*PROBLEM DESCRIPTION:*
Wherever a line in the data holds the word "metabolism", pull that line out.
SUPPLIED MATERIAL below:
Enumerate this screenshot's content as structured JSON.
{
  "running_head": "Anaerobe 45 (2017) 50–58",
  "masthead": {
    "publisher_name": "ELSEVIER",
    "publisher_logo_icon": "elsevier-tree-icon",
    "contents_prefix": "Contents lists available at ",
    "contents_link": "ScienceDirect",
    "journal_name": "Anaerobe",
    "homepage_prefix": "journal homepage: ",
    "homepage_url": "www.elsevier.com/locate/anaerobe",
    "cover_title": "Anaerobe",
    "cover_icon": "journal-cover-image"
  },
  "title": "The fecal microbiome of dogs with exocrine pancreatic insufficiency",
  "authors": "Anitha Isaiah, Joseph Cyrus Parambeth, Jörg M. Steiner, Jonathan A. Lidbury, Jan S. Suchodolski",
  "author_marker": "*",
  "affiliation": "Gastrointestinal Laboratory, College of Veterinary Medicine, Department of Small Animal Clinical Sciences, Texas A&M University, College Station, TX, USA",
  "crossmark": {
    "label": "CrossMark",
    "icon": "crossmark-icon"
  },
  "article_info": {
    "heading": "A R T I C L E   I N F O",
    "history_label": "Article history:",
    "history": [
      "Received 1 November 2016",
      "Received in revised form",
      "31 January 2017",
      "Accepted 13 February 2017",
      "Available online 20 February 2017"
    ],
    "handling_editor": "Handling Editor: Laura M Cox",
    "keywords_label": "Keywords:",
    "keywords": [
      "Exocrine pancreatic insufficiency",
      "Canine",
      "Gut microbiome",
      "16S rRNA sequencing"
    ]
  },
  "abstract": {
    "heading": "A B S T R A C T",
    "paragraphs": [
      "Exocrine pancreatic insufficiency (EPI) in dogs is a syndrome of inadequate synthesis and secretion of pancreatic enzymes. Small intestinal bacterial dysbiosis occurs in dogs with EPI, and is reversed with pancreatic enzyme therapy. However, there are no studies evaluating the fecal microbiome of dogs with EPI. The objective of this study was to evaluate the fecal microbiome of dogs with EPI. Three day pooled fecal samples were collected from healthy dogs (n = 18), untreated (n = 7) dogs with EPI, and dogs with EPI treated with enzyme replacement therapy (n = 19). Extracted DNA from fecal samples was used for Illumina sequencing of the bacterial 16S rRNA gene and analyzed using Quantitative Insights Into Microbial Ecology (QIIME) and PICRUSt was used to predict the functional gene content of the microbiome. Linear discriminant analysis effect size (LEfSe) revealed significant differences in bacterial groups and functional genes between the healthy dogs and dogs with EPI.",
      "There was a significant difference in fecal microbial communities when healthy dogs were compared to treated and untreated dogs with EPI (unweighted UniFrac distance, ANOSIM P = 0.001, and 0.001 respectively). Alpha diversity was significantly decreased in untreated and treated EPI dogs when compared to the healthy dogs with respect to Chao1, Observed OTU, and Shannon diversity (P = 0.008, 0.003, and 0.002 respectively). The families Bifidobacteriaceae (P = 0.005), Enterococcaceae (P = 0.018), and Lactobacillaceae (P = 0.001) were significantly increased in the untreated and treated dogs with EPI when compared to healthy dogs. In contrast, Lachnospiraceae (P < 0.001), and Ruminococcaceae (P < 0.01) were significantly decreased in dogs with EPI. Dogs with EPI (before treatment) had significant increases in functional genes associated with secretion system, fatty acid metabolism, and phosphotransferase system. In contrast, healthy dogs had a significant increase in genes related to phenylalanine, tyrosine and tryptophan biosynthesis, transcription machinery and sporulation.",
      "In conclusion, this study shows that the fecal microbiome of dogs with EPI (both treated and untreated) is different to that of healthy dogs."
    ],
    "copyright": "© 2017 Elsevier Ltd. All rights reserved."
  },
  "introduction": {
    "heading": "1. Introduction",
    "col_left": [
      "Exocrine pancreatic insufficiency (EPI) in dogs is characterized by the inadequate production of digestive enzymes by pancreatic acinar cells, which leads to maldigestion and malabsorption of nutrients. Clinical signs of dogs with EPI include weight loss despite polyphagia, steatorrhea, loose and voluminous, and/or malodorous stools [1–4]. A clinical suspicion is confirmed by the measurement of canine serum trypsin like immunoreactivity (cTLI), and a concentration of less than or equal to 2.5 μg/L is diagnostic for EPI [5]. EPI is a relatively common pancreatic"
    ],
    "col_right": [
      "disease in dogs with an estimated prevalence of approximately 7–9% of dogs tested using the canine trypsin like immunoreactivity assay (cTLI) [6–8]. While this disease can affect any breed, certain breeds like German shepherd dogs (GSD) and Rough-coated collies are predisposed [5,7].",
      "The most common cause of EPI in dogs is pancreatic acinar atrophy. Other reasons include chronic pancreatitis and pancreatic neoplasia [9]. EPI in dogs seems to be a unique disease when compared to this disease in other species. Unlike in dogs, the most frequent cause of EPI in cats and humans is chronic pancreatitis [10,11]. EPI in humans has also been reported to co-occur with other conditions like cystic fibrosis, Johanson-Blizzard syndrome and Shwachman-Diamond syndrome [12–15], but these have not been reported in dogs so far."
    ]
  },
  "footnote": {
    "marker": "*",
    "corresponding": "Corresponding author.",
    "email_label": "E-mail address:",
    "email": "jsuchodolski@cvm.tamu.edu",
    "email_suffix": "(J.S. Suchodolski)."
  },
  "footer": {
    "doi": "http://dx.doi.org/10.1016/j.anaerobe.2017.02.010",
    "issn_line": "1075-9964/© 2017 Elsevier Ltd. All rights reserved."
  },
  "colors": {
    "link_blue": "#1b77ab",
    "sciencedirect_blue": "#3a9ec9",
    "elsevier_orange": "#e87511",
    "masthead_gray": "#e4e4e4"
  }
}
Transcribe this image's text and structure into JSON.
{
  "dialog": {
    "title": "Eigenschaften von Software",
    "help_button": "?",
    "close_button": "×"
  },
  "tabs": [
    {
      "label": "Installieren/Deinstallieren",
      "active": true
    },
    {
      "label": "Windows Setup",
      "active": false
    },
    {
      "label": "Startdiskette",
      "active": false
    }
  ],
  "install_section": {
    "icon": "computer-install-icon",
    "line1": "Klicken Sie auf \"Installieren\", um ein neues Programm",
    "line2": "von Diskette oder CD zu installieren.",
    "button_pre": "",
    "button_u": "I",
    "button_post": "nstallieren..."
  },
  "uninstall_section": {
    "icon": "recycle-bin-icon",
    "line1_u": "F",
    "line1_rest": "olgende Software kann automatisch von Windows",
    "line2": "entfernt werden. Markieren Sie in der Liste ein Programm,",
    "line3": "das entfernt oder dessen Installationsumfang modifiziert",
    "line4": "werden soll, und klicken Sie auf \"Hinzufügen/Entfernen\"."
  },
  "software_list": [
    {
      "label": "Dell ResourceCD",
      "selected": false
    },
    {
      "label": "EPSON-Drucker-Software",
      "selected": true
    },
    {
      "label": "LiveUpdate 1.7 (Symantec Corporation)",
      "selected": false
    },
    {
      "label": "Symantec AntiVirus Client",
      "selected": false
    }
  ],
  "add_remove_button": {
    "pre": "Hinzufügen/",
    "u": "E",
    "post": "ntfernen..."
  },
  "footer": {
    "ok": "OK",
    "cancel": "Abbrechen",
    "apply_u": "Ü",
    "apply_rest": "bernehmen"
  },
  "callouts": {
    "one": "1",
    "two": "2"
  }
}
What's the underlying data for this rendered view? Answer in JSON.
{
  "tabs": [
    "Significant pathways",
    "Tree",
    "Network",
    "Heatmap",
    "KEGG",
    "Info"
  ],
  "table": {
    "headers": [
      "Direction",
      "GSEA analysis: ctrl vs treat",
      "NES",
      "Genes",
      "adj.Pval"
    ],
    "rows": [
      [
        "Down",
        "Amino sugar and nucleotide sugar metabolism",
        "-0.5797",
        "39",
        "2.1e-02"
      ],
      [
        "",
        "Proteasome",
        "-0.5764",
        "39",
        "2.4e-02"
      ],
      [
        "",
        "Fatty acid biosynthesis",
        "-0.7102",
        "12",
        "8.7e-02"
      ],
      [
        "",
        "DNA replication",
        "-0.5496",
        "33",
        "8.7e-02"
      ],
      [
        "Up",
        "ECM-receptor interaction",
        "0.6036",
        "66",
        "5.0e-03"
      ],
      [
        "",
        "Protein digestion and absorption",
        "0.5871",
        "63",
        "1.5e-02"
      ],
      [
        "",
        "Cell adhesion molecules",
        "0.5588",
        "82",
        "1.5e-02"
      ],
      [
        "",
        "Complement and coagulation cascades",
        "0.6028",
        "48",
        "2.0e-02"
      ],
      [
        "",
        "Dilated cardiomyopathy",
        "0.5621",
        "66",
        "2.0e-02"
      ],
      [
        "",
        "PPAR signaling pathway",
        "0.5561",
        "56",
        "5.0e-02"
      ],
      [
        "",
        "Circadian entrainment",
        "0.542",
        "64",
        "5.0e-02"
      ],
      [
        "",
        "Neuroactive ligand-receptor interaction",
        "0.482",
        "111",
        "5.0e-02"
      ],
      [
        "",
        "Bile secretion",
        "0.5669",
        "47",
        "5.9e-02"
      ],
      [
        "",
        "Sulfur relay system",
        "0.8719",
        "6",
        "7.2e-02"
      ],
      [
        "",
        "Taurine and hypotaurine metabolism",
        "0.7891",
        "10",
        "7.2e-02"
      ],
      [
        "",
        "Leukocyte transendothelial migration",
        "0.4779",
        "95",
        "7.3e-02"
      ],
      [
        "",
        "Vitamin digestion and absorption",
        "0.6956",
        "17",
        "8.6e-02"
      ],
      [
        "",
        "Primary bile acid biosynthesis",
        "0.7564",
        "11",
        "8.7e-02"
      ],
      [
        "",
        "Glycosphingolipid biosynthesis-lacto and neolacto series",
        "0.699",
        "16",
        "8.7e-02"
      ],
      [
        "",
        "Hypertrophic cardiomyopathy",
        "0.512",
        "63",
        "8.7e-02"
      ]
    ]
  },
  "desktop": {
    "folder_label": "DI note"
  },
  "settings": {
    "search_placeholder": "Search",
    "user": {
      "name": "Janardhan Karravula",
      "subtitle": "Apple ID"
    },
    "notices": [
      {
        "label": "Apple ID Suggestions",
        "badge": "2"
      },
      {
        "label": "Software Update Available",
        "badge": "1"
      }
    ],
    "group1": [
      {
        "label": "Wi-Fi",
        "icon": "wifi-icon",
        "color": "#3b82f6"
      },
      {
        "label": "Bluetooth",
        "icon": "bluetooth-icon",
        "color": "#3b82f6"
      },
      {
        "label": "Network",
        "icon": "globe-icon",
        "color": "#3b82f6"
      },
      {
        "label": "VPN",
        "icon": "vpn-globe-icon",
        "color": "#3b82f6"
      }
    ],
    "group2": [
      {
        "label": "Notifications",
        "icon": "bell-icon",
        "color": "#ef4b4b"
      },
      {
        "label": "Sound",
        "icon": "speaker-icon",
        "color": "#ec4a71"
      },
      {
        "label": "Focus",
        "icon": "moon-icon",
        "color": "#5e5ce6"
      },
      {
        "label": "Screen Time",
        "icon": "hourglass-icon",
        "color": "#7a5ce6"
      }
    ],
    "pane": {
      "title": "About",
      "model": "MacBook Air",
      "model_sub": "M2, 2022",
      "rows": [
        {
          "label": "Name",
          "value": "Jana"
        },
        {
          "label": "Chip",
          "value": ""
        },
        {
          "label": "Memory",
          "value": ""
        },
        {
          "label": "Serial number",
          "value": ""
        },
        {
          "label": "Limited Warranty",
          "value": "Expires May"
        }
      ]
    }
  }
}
End of SUPPLIED MATERIAL.
*RESPONSE AREA:*
      "There was a significant difference in fecal microbial communities when healthy dogs were compared to treated and untreated dogs with EPI (unweighted UniFrac distance, ANOSIM P = 0.001, and 0.001 respectively). Alpha diversity was significantly decreased in untreated and treated EPI dogs when compared to the healthy dogs with respect to Chao1, Observed OTU, and Shannon diversity (P = 0.008, 0.003, and 0.002 respectively). The families Bifidobacteriaceae (P = 0.005), Enterococcaceae (P = 0.018), and Lactobacillaceae (P = 0.001) were significantly increased in the untreated and treated dogs with EPI when compared to healthy dogs. In contrast, Lachnospiraceae (P < 0.001), and Ruminococcaceae (P < 0.01) were significantly decreased in dogs with EPI. Dogs with EPI (before treatment) had significant increases in functional genes associated with secretion system, fatty acid metabolism, and phosphotransferase system. In contrast, healthy dogs had a significant increase in genes related to phenylalanine, tyrosine and tryptophan biosynthesis, transcription machinery and sporulation.",
        "Amino sugar and nucleotide sugar metabolism",
        "Taurine and hypotaurine metabolism",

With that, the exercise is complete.